DIRECTIONS:
Leave out any picture and return the remaining listing below exactly as given.

THE INPUT:

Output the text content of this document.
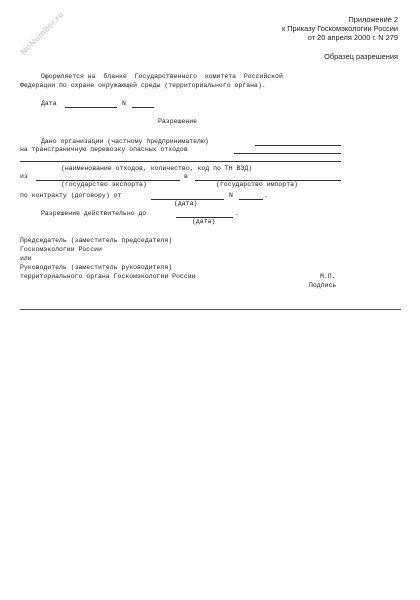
NoNumber.ru	Приложение 2
к Приказу Госкомэкологии России
от 20 апреля 2000 г. N 279
Образец разрешения
Оформляется на  бланке  Государственного  комитета  Российской
Федерации по охране окружающей среды (территориального органа).
Дата	N
Разрешение
Дано организации (частному предпринимателю)
на трансграничную перевозку опасных отходов
(наименование отходов, количество, код по ТН ВЭД)
из	в
(государство экспорта)	(государство импорта)
по контракту (договору) от	N	.
(дата)
Разрешение действительно до	.
(дата)
Председатель (заместитель председателя)
Госкомэкологии России
или
Руководитель (заместитель руководителя)
территориального органа Госкомэкологии России	М.П.
Подпись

SOLUTION TO THE EXERCISE:
Output the text content of this document.
NoNumber.ru	Приложение 2
к Приказу Госкомэкологии России
от 20 апреля 2000 г. N 279
Образец разрешения
Оформляется на  бланке  Государственного  комитета  Российской
Федерации по охране окружающей среды (территориального органа).
Дата	N
Разрешение
Дано организации (частному предпринимателю)
на трансграничную перевозку опасных отходов
(наименование отходов, количество, код по ТН ВЭД)
из	в
(государство экспорта)	(государство импорта)
по контракту (договору) от	N	.
(дата)
Разрешение действительно до	.
(дата)
Председатель (заместитель председателя)
Госкомэкологии России
или
Руководитель (заместитель руководителя)
территориального органа Госкомэкологии России	М.П.
Подпись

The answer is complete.